===== Extracted records
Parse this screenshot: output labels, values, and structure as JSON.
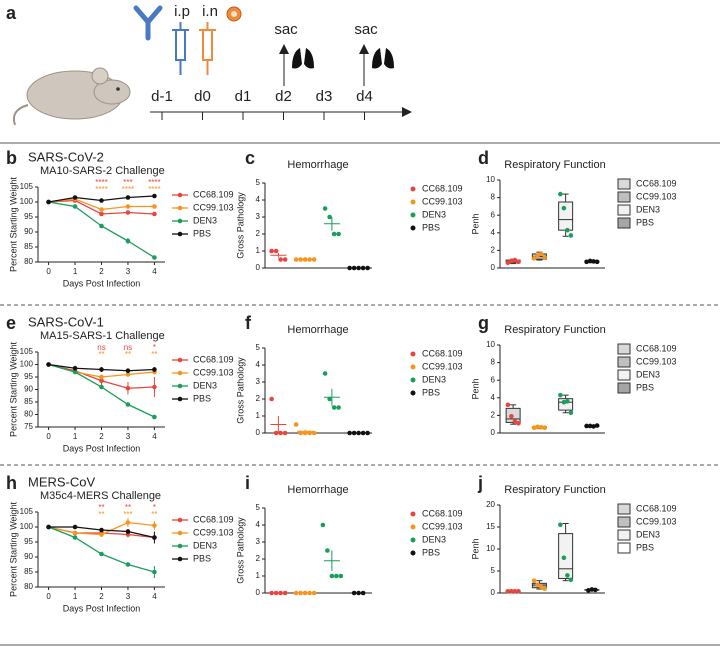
{
  "timeline": {
    "panel": "a",
    "routes": [
      "i.p",
      "i.n"
    ],
    "days": [
      "d-1",
      "d0",
      "d1",
      "d2",
      "d3",
      "d4"
    ],
    "events": [
      "sac",
      "sac"
    ]
  },
  "chart_data": [
    {
      "type": "line",
      "panel": "b",
      "title": "SARS-CoV-2",
      "subtitle": "MA10-SARS-2 Challenge",
      "xlabel": "Days Post Infection",
      "ylabel": "Percent Starting Weight",
      "x": [
        0,
        1,
        2,
        3,
        4
      ],
      "xlim": [
        -0.4,
        4.4
      ],
      "xticks": [
        0,
        1,
        2,
        3,
        4
      ],
      "ylim": [
        80,
        105
      ],
      "yticks": [
        80,
        85,
        90,
        95,
        100,
        105
      ],
      "series": [
        {
          "name": "CC68.109",
          "color": "#e8453c",
          "values": [
            100,
            100.5,
            96,
            96.5,
            96
          ],
          "errors": [
            0.2,
            0.5,
            0.6,
            0.5,
            0.5
          ]
        },
        {
          "name": "CC99.103",
          "color": "#f7941d",
          "values": [
            100,
            101,
            97.5,
            98.5,
            98.5
          ],
          "errors": [
            0.2,
            0.5,
            0.5,
            0.5,
            0.5
          ]
        },
        {
          "name": "DEN3",
          "color": "#1a9e5b",
          "values": [
            100,
            98.5,
            92,
            87,
            81.5
          ],
          "errors": [
            0.2,
            0.5,
            0.6,
            1,
            0.6
          ]
        },
        {
          "name": "PBS",
          "color": "#111111",
          "values": [
            100,
            101.5,
            100.5,
            101.5,
            102
          ],
          "errors": [
            0.2,
            0.5,
            0.5,
            0.5,
            0.5
          ]
        }
      ],
      "annotations": [
        {
          "x": 2,
          "label": "****",
          "color": "#e8453c"
        },
        {
          "x": 3,
          "label": "***",
          "color": "#e8453c"
        },
        {
          "x": 4,
          "label": "****",
          "color": "#e8453c"
        },
        {
          "x": 2,
          "label": "****",
          "color": "#f7941d"
        },
        {
          "x": 3,
          "label": "****",
          "color": "#f7941d"
        },
        {
          "x": 4,
          "label": "****",
          "color": "#f7941d"
        }
      ]
    },
    {
      "type": "dotplot",
      "panel": "c",
      "title": "Hemorrhage",
      "ylabel": "Gross  Pathology",
      "ylim": [
        0,
        5
      ],
      "yticks": [
        0,
        1,
        2,
        3,
        4,
        5
      ],
      "series": [
        {
          "name": "CC68.109",
          "color": "#e8453c",
          "values": [
            1,
            1,
            0.5,
            0.5
          ],
          "mean": 0.75,
          "error": 0.14
        },
        {
          "name": "CC99.103",
          "color": "#f7941d",
          "values": [
            0.5,
            0.5,
            0.5,
            0.5,
            0.5
          ],
          "mean": 0.5,
          "error": 0
        },
        {
          "name": "DEN3",
          "color": "#1a9e5b",
          "values": [
            3.5,
            3,
            2,
            2
          ],
          "mean": 2.6,
          "error": 0.4
        },
        {
          "name": "PBS",
          "color": "#111111",
          "values": [
            0,
            0,
            0,
            0,
            0
          ],
          "mean": 0,
          "error": 0
        }
      ]
    },
    {
      "type": "box",
      "panel": "d",
      "title": "Respiratory Function",
      "ylabel": "Penh",
      "ylim": [
        0,
        10
      ],
      "yticks": [
        0,
        2,
        4,
        6,
        8,
        10
      ],
      "series": [
        {
          "name": "CC68.109",
          "color": "#e8453c",
          "fill": "#d9d9d9",
          "min": 0.5,
          "q1": 0.6,
          "median": 0.75,
          "q3": 0.9,
          "max": 1,
          "points": [
            0.6,
            0.8,
            0.9,
            0.7
          ]
        },
        {
          "name": "CC99.103",
          "color": "#f7941d",
          "fill": "#bfbfbf",
          "min": 0.9,
          "q1": 1,
          "median": 1.3,
          "q3": 1.6,
          "max": 1.8,
          "points": [
            1.1,
            1.4,
            1.6,
            1.2
          ]
        },
        {
          "name": "DEN3",
          "color": "#1a9e5b",
          "fill": "#f2f2f2",
          "min": 3.6,
          "q1": 4.3,
          "median": 5.5,
          "q3": 7.5,
          "max": 8.4,
          "points": [
            8.4,
            6.8,
            4.3,
            3.7
          ]
        },
        {
          "name": "PBS",
          "color": "#111111",
          "fill": "#a6a6a6",
          "min": 0.6,
          "q1": 0.7,
          "median": 0.75,
          "q3": 0.8,
          "max": 0.9,
          "points": [
            0.7,
            0.8,
            0.75,
            0.7
          ]
        }
      ]
    },
    {
      "type": "line",
      "panel": "e",
      "title": "SARS-CoV-1",
      "subtitle": "MA15-SARS-1 Challenge",
      "xlabel": "Days Post Infection",
      "ylabel": "Percent Starting Weight",
      "x": [
        0,
        1,
        2,
        3,
        4
      ],
      "xlim": [
        -0.4,
        4.4
      ],
      "xticks": [
        0,
        1,
        2,
        3,
        4
      ],
      "ylim": [
        75,
        105
      ],
      "yticks": [
        75,
        80,
        85,
        90,
        95,
        100,
        105
      ],
      "series": [
        {
          "name": "CC68.109",
          "color": "#e8453c",
          "values": [
            100,
            97.5,
            93.5,
            90.5,
            91
          ],
          "errors": [
            0.2,
            1,
            2,
            2.5,
            4
          ]
        },
        {
          "name": "CC99.103",
          "color": "#f7941d",
          "values": [
            100,
            97,
            95,
            96,
            97
          ],
          "errors": [
            0.2,
            0.8,
            1,
            0.8,
            1
          ]
        },
        {
          "name": "DEN3",
          "color": "#1a9e5b",
          "values": [
            100,
            97,
            91,
            84,
            79
          ],
          "errors": [
            0.2,
            0.6,
            0.6,
            0.6,
            0.5
          ]
        },
        {
          "name": "PBS",
          "color": "#111111",
          "values": [
            100,
            98.5,
            98,
            97.5,
            98
          ],
          "errors": [
            0.2,
            1,
            1,
            1,
            1
          ]
        }
      ],
      "annotations": [
        {
          "x": 2,
          "label": "ns",
          "color": "#e8453c"
        },
        {
          "x": 3,
          "label": "ns",
          "color": "#e8453c"
        },
        {
          "x": 4,
          "label": "*",
          "color": "#e8453c"
        },
        {
          "x": 2,
          "label": "**",
          "color": "#f7941d"
        },
        {
          "x": 3,
          "label": "**",
          "color": "#f7941d"
        },
        {
          "x": 4,
          "label": "**",
          "color": "#f7941d"
        }
      ]
    },
    {
      "type": "dotplot",
      "panel": "f",
      "title": "Hemorrhage",
      "ylabel": "Gross  Pathology",
      "ylim": [
        0,
        5
      ],
      "yticks": [
        0,
        1,
        2,
        3,
        4,
        5
      ],
      "series": [
        {
          "name": "CC68.109",
          "color": "#e8453c",
          "values": [
            2,
            0,
            0,
            0
          ],
          "mean": 0.5,
          "error": 0.5
        },
        {
          "name": "CC99.103",
          "color": "#f7941d",
          "values": [
            0.5,
            0,
            0,
            0,
            0
          ],
          "mean": 0.1,
          "error": 0.1
        },
        {
          "name": "DEN3",
          "color": "#1a9e5b",
          "values": [
            3.5,
            2,
            1.5,
            1.5
          ],
          "mean": 2.1,
          "error": 0.5
        },
        {
          "name": "PBS",
          "color": "#111111",
          "values": [
            0,
            0,
            0,
            0,
            0
          ],
          "mean": 0,
          "error": 0
        }
      ]
    },
    {
      "type": "box",
      "panel": "g",
      "title": "Respiratory Function",
      "ylabel": "Penh",
      "ylim": [
        0,
        10
      ],
      "yticks": [
        0,
        2,
        4,
        6,
        8,
        10
      ],
      "series": [
        {
          "name": "CC68.109",
          "color": "#e8453c",
          "fill": "#d9d9d9",
          "min": 1,
          "q1": 1.2,
          "median": 1.6,
          "q3": 2.8,
          "max": 3.2,
          "points": [
            3.2,
            1.9,
            1.3,
            1.1
          ]
        },
        {
          "name": "CC99.103",
          "color": "#f7941d",
          "fill": "#bfbfbf",
          "min": 0.5,
          "q1": 0.6,
          "median": 0.65,
          "q3": 0.7,
          "max": 0.8,
          "points": [
            0.6,
            0.7,
            0.65,
            0.6
          ]
        },
        {
          "name": "DEN3",
          "color": "#1a9e5b",
          "fill": "#f2f2f2",
          "min": 2.3,
          "q1": 2.6,
          "median": 3.5,
          "q3": 3.9,
          "max": 4.3,
          "points": [
            4.3,
            3.5,
            3.6,
            2.3
          ]
        },
        {
          "name": "PBS",
          "color": "#111111",
          "fill": "#a6a6a6",
          "min": 0.7,
          "q1": 0.75,
          "median": 0.8,
          "q3": 0.85,
          "max": 0.9,
          "points": [
            0.8,
            0.8,
            0.75,
            0.85
          ]
        }
      ]
    },
    {
      "type": "line",
      "panel": "h",
      "title": "MERS-CoV",
      "subtitle": "M35c4-MERS Challenge",
      "xlabel": "Days Post Infection",
      "ylabel": "Percent Starting Weight",
      "x": [
        0,
        1,
        2,
        3,
        4
      ],
      "xlim": [
        -0.4,
        4.4
      ],
      "xticks": [
        0,
        1,
        2,
        3,
        4
      ],
      "ylim": [
        80,
        105
      ],
      "yticks": [
        80,
        85,
        90,
        95,
        100,
        105
      ],
      "series": [
        {
          "name": "CC68.109",
          "color": "#e8453c",
          "values": [
            100,
            98,
            98,
            97.5,
            96.5
          ],
          "errors": [
            0.2,
            0.5,
            0.8,
            1,
            1
          ]
        },
        {
          "name": "CC99.103",
          "color": "#f7941d",
          "values": [
            100,
            98,
            97.5,
            101.5,
            100.5
          ],
          "errors": [
            0.2,
            0.5,
            0.8,
            1.5,
            1.5
          ]
        },
        {
          "name": "DEN3",
          "color": "#1a9e5b",
          "values": [
            100,
            96.5,
            91,
            87.5,
            85
          ],
          "errors": [
            0.2,
            0.5,
            0.6,
            0.7,
            2
          ]
        },
        {
          "name": "PBS",
          "color": "#111111",
          "values": [
            100,
            100,
            99,
            98.5,
            96.5
          ],
          "errors": [
            0.2,
            0.5,
            0.5,
            0.8,
            2
          ]
        }
      ],
      "annotations": [
        {
          "x": 2,
          "label": "**",
          "color": "#e8453c"
        },
        {
          "x": 3,
          "label": "**",
          "color": "#e8453c"
        },
        {
          "x": 4,
          "label": "*",
          "color": "#e8453c"
        },
        {
          "x": 2,
          "label": "**",
          "color": "#f7941d"
        },
        {
          "x": 3,
          "label": "***",
          "color": "#f7941d"
        },
        {
          "x": 4,
          "label": "**",
          "color": "#f7941d"
        }
      ]
    },
    {
      "type": "dotplot",
      "panel": "i",
      "title": "Hemorrhage",
      "ylabel": "Gross  Pathology",
      "ylim": [
        0,
        5
      ],
      "yticks": [
        0,
        1,
        2,
        3,
        4,
        5
      ],
      "series": [
        {
          "name": "CC68.109",
          "color": "#e8453c",
          "values": [
            0,
            0,
            0,
            0
          ],
          "mean": 0,
          "error": 0
        },
        {
          "name": "CC99.103",
          "color": "#f7941d",
          "values": [
            0,
            0,
            0,
            0,
            0
          ],
          "mean": 0,
          "error": 0
        },
        {
          "name": "DEN3",
          "color": "#1a9e5b",
          "values": [
            4,
            2.5,
            1,
            1,
            1
          ],
          "mean": 1.9,
          "error": 0.6
        },
        {
          "name": "PBS",
          "color": "#111111",
          "values": [
            0,
            0,
            0
          ],
          "mean": 0,
          "error": 0
        }
      ]
    },
    {
      "type": "box",
      "panel": "j",
      "title": "Respiratory Function",
      "ylabel": "Penh",
      "ylim": [
        0,
        20
      ],
      "yticks": [
        0,
        5,
        10,
        15,
        20
      ],
      "series": [
        {
          "name": "CC68.109",
          "color": "#e8453c",
          "fill": "#d9d9d9",
          "min": 0.3,
          "q1": 0.35,
          "median": 0.4,
          "q3": 0.45,
          "max": 0.5,
          "points": [
            0.4,
            0.4,
            0.4,
            0.4
          ]
        },
        {
          "name": "CC99.103",
          "color": "#f7941d",
          "fill": "#bfbfbf",
          "min": 0.9,
          "q1": 1.2,
          "median": 1.8,
          "q3": 2.2,
          "max": 2.8,
          "points": [
            2.8,
            1.9,
            1.4,
            1
          ]
        },
        {
          "name": "DEN3",
          "color": "#1a9e5b",
          "fill": "#f2f2f2",
          "min": 2.8,
          "q1": 3.3,
          "median": 5.5,
          "q3": 13.5,
          "max": 15.8,
          "points": [
            15.5,
            8,
            4,
            3
          ]
        },
        {
          "name": "PBS",
          "color": "#111111",
          "fill": "#ffffff",
          "min": 0.6,
          "q1": 0.65,
          "median": 0.7,
          "q3": 0.75,
          "max": 0.8,
          "points": [
            0.6,
            0.8,
            0.7
          ]
        }
      ]
    }
  ]
}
==========
- **Exercise aim**: Count every line of the records that holds "panel". State the number, nothing else.

- **The reply**: 10